Dataset items
::::::::::

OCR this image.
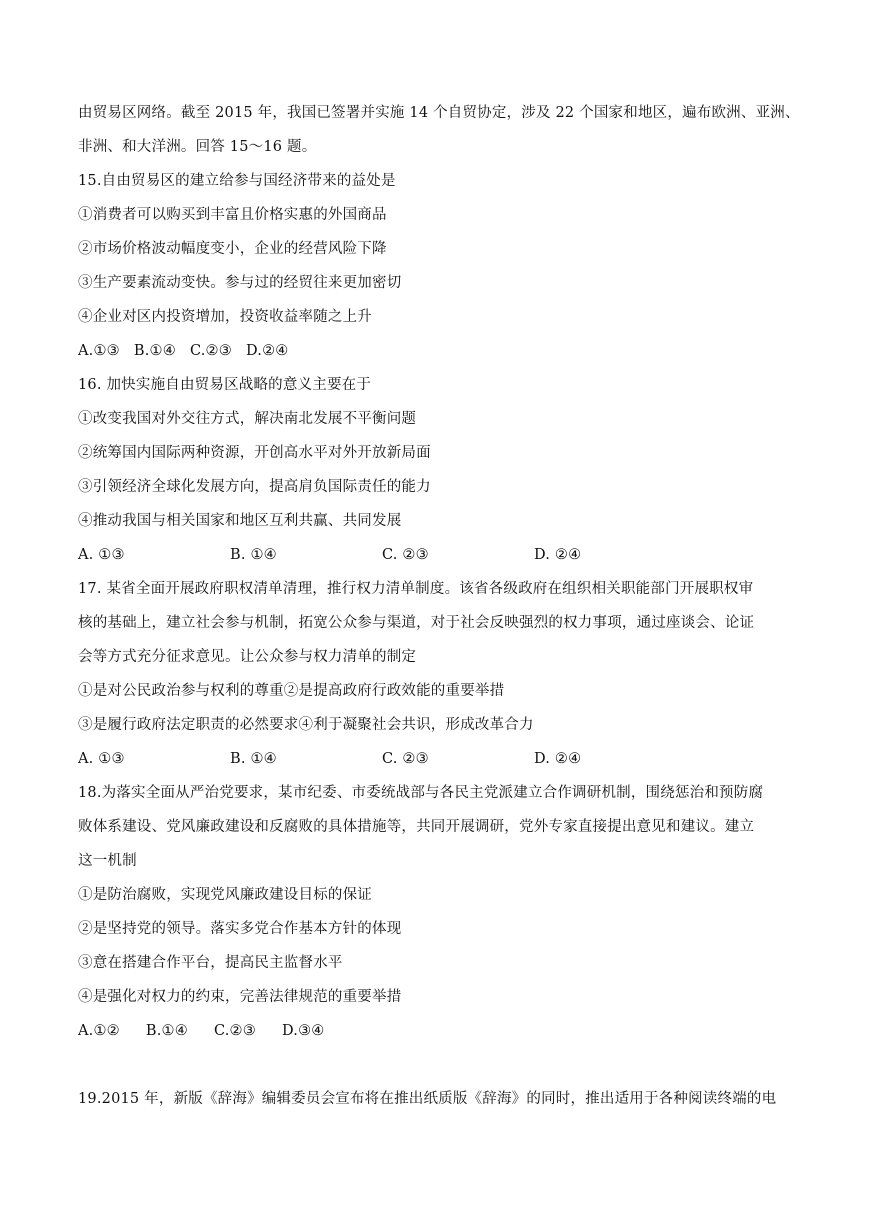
由贸易区网络。截至 2015 年，我国已签署并实施 14 个自贸协定，涉及 22 个国家和地区，遍布欧洲、亚洲、
非洲、和大洋洲。回答 15～16 题。
15.自由贸易区的建立给参与国经济带来的益处是
①消费者可以购买到丰富且价格实惠的外国商品
②市场价格波动幅度变小，企业的经营风险下降
③生产要素流动变快。参与过的经贸往来更加密切
④企业对区内投资增加，投资收益率随之上升
A.①③ B.①④ C.②③ D.②④
16. 加快实施自由贸易区战略的意义主要在于
①改变我国对外交往方式，解决南北发展不平衡问题
②统筹国内国际两种资源，开创高水平对外开放新局面
③引领经济全球化发展方向，提高肩负国际责任的能力
④推动我国与相关国家和地区互利共赢、共同发展
A. ①③	B. ①④	C. ②③	D. ②④
17. 某省全面开展政府职权清单清理，推行权力清单制度。该省各级政府在组织相关职能部门开展职权审
核的基础上，建立社会参与机制，拓宽公众参与渠道，对于社会反映强烈的权力事项，通过座谈会、论证
会等方式充分征求意见。让公众参与权力清单的制定
①是对公民政治参与权利的尊重②是提高政府行政效能的重要举措
③是履行政府法定职责的必然要求④利于凝聚社会共识，形成改革合力
A. ①③	B. ①④	C. ②③	D. ②④
18.为落实全面从严治党要求，某市纪委、市委统战部与各民主党派建立合作调研机制，围绕惩治和预防腐
败体系建设、党风廉政建设和反腐败的具体措施等，共同开展调研，党外专家直接提出意见和建议。建立
这一机制
①是防治腐败，实现党风廉政建设目标的保证
②是坚持党的领导。落实多党合作基本方针的体现
③意在搭建合作平台，提高民主监督水平
④是强化对权力的约束，完善法律规范的重要举措
A.①② B.①④ C.②③ D.③④
19.2015 年，新版《辞海》编辑委员会宣布将在推出纸质版《辞海》的同时，推出适用于各种阅读终端的电
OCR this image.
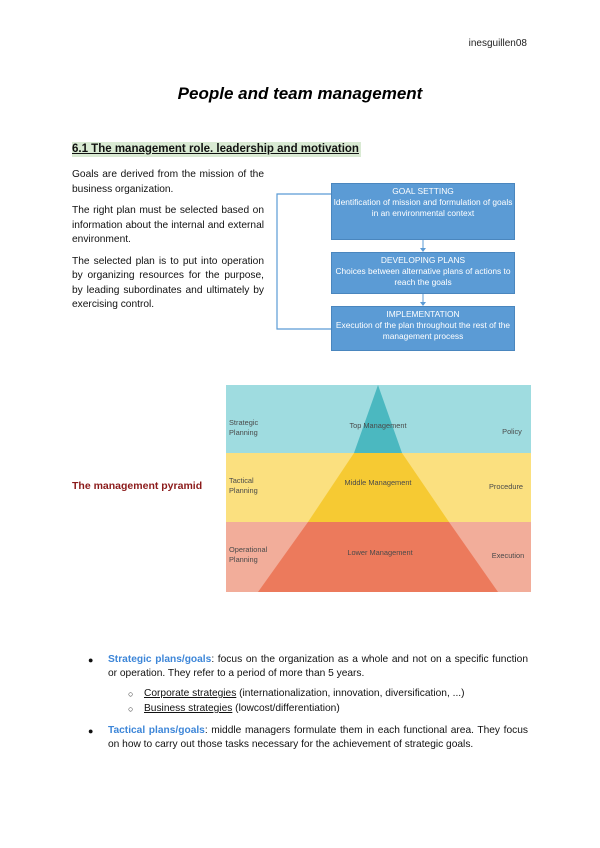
inesguillen08
People and team management
6.1 The management role. leadership and motivation

Goals are derived from the mission of the business organization.

The right plan must be selected based on information about the internal and external environment.

The selected plan is to put into operation by organizing resources for the purpose, by leading subordinates and ultimately by exercising control.

GOAL SETTING
Identification of mission and formulation of goals in an environmental context
DEVELOPING PLANS
Choices between alternative plans of actions to reach the goals
IMPLEMENTATION
Execution of the plan throughout the rest of the management process
The management pyramid
Strategic Planning
Top Management
Policy
Tactical Planning
Middle Management	Procedure
Operational Planning
Lower Management	Execution
● Strategic plans/goals: focus on the organization as a whole and not on a specific function or operation. They refer to a period of more than 5 years.
○ Corporate strategies (internationalization, innovation, diversification, ...)
○ Business strategies (lowcost/differentiation)
● Tactical plans/goals: middle managers formulate them in each functional area. They focus on how to carry out those tasks necessary for the achievement of strategic goals.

::::::::::

[Work to be completed]
For this exercise, gather every line of the data that contains the word "mission".

[Response to this exercise]
Goals are derived from the mission of the business organization.
Identification of mission and formulation of goals in an environmental context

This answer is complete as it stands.